WRITTEN EXERCISE —
Repeat every line of the data exactly, but not the pictures.

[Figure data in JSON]
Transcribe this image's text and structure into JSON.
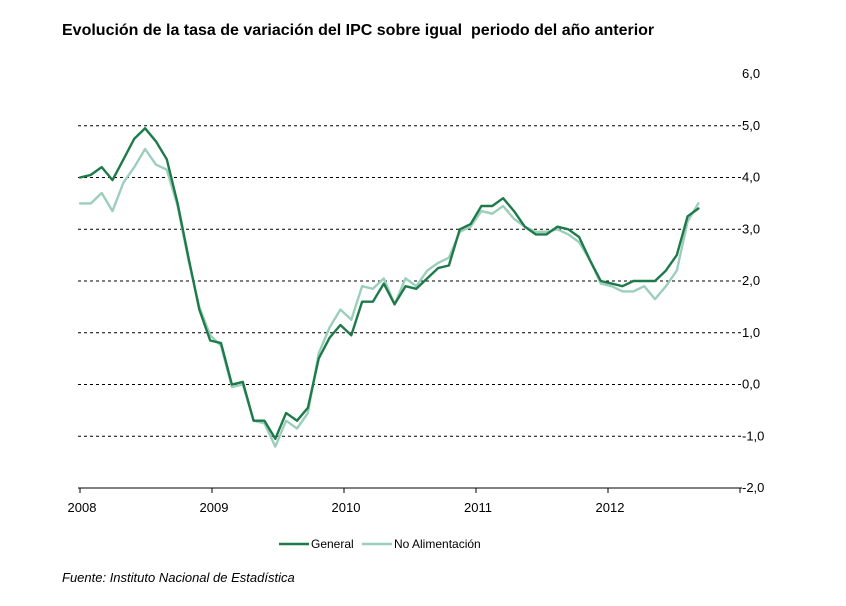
{
  "colors": {
    "general": "#1e7a4a",
    "no_alimentacion": "#9ccfbb",
    "grid": "#000000",
    "axis": "#000000"
  },
  "chart_data": {
    "type": "line",
    "title": "Evolución de la tasa de variación del IPC sobre igual  periodo del año anterior",
    "source": "Fuente: Instituto Nacional de Estadística",
    "x_tick_labels": [
      "2008",
      "2009",
      "2010",
      "2011",
      "2012"
    ],
    "y_tick_labels": [
      "6,0",
      "5,0",
      "4,0",
      "3,0",
      "2,0",
      "1,0",
      "0,0",
      "-1,0",
      "-2,0"
    ],
    "ylim": [
      -2,
      6
    ],
    "y_axis_position": "right",
    "grid": "horizontal dashed",
    "legend_position": "bottom",
    "x_start": "2008-01",
    "x_frequency": "monthly",
    "series": [
      {
        "name": "General",
        "color_key": "general",
        "values": [
          4.0,
          4.05,
          4.2,
          3.95,
          4.35,
          4.75,
          4.95,
          4.7,
          4.35,
          3.5,
          2.45,
          1.45,
          0.85,
          0.8,
          0.0,
          0.05,
          -0.7,
          -0.7,
          -1.05,
          -0.55,
          -0.7,
          -0.45,
          0.5,
          0.9,
          1.15,
          0.95,
          1.6,
          1.6,
          1.95,
          1.55,
          1.9,
          1.85,
          2.05,
          2.25,
          2.3,
          3.0,
          3.1,
          3.45,
          3.45,
          3.6,
          3.35,
          3.05,
          2.9,
          2.9,
          3.05,
          3.0,
          2.85,
          2.4,
          2.0,
          1.95,
          1.9,
          2.0,
          2.0,
          2.0,
          2.2,
          2.5,
          3.25,
          3.4
        ]
      },
      {
        "name": "No Alimentación",
        "color_key": "no_alimentacion",
        "values": [
          3.5,
          3.5,
          3.7,
          3.35,
          3.9,
          4.2,
          4.55,
          4.25,
          4.15,
          3.45,
          2.4,
          1.5,
          0.95,
          0.75,
          -0.05,
          -0.0,
          -0.7,
          -0.75,
          -1.2,
          -0.7,
          -0.85,
          -0.55,
          0.6,
          1.1,
          1.45,
          1.25,
          1.9,
          1.85,
          2.05,
          1.55,
          2.05,
          1.9,
          2.2,
          2.35,
          2.45,
          2.95,
          3.05,
          3.35,
          3.3,
          3.45,
          3.2,
          3.05,
          2.95,
          2.95,
          3.0,
          2.9,
          2.75,
          2.4,
          1.95,
          1.9,
          1.8,
          1.8,
          1.9,
          1.65,
          1.9,
          2.2,
          3.15,
          3.5
        ]
      }
    ]
  }
}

CORRECT RESULT —
Transcribe this image's text and structure into JSON.
{
  "colors": {
    "general": "#1e7a4a",
    "no_alimentacion": "#9ccfbb",
    "grid": "#000000",
    "axis": "#000000"
  },
  "chart_data": {
    "type": "line",
    "title": "Evolución de la tasa de variación del IPC sobre igual  periodo del año anterior",
    "source": "Fuente: Instituto Nacional de Estadística",
    "x_tick_labels": [
      "2008",
      "2009",
      "2010",
      "2011",
      "2012"
    ],
    "y_tick_labels": [
      "6,0",
      "5,0",
      "4,0",
      "3,0",
      "2,0",
      "1,0",
      "0,0",
      "-1,0",
      "-2,0"
    ],
    "ylim": [
      -2,
      6
    ],
    "y_axis_position": "right",
    "grid": "horizontal dashed",
    "legend_position": "bottom",
    "x_start": "2008-01",
    "x_frequency": "monthly",
    "series": [
      {
        "name": "General",
        "color_key": "general",
        "values": [
          4.0,
          4.05,
          4.2,
          3.95,
          4.35,
          4.75,
          4.95,
          4.7,
          4.35,
          3.5,
          2.45,
          1.45,
          0.85,
          0.8,
          0.0,
          0.05,
          -0.7,
          -0.7,
          -1.05,
          -0.55,
          -0.7,
          -0.45,
          0.5,
          0.9,
          1.15,
          0.95,
          1.6,
          1.6,
          1.95,
          1.55,
          1.9,
          1.85,
          2.05,
          2.25,
          2.3,
          3.0,
          3.1,
          3.45,
          3.45,
          3.6,
          3.35,
          3.05,
          2.9,
          2.9,
          3.05,
          3.0,
          2.85,
          2.4,
          2.0,
          1.95,
          1.9,
          2.0,
          2.0,
          2.0,
          2.2,
          2.5,
          3.25,
          3.4
        ]
      },
      {
        "name": "No Alimentación",
        "color_key": "no_alimentacion",
        "values": [
          3.5,
          3.5,
          3.7,
          3.35,
          3.9,
          4.2,
          4.55,
          4.25,
          4.15,
          3.45,
          2.4,
          1.5,
          0.95,
          0.75,
          -0.05,
          -0.0,
          -0.7,
          -0.75,
          -1.2,
          -0.7,
          -0.85,
          -0.55,
          0.6,
          1.1,
          1.45,
          1.25,
          1.9,
          1.85,
          2.05,
          1.55,
          2.05,
          1.9,
          2.2,
          2.35,
          2.45,
          2.95,
          3.05,
          3.35,
          3.3,
          3.45,
          3.2,
          3.05,
          2.95,
          2.95,
          3.0,
          2.9,
          2.75,
          2.4,
          1.95,
          1.9,
          1.8,
          1.8,
          1.9,
          1.65,
          1.9,
          2.2,
          3.15,
          3.5
        ]
      }
    ]
  }
}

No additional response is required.